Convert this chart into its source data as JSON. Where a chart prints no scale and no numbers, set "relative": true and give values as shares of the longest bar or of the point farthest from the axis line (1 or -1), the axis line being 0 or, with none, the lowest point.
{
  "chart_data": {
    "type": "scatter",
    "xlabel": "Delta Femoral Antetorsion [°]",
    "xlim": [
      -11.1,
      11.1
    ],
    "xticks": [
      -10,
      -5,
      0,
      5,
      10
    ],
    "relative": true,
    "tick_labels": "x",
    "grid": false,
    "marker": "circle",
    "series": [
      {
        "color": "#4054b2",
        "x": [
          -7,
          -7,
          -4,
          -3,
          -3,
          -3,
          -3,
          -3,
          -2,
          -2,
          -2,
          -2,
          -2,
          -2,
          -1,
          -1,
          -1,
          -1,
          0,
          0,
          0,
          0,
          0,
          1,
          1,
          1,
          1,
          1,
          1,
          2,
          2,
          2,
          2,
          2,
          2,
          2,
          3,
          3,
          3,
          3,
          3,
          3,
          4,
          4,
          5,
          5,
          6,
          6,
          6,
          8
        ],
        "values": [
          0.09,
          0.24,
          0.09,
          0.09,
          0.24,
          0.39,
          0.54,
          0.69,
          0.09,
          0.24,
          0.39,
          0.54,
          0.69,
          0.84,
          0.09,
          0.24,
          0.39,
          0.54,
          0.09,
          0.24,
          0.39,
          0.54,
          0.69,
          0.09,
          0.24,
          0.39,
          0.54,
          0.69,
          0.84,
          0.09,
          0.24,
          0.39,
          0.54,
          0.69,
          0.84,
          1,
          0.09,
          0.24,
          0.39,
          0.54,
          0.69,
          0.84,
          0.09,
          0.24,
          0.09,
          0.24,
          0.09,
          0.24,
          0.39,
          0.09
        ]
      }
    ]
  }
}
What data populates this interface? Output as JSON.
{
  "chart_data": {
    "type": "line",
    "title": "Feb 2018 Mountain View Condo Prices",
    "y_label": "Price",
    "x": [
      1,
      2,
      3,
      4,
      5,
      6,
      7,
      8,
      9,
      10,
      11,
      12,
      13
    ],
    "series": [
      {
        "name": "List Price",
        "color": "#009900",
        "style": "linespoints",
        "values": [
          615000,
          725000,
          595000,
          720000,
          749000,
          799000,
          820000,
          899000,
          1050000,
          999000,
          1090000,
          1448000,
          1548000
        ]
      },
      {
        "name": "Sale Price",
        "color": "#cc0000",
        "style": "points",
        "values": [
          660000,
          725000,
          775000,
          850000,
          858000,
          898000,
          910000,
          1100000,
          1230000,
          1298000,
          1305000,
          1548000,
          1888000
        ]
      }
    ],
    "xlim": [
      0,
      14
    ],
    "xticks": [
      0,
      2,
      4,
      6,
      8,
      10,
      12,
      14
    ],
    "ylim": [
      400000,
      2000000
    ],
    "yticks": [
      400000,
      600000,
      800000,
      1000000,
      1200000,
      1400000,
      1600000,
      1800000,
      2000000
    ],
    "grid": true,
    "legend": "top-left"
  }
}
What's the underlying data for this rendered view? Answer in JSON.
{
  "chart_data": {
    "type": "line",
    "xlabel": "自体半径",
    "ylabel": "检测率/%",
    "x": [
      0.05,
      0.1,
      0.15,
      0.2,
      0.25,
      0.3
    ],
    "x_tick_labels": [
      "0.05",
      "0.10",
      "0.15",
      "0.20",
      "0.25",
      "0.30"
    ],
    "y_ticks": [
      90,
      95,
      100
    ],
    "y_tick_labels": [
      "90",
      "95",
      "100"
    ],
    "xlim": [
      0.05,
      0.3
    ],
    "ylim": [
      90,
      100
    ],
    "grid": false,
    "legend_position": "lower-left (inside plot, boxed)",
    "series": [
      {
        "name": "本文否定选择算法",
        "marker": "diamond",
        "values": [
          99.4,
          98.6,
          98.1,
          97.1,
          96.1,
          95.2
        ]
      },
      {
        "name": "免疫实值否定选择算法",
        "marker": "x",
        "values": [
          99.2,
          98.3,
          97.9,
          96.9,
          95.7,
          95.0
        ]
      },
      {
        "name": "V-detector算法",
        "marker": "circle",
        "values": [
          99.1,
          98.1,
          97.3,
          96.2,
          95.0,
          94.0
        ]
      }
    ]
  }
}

______________________________

◆ **SHORT EXERCISE**: Look through the entries and work out how many lines have the word "marker" in them; reply with that number only.

◆ **COMPLETED EXERCISE**: 4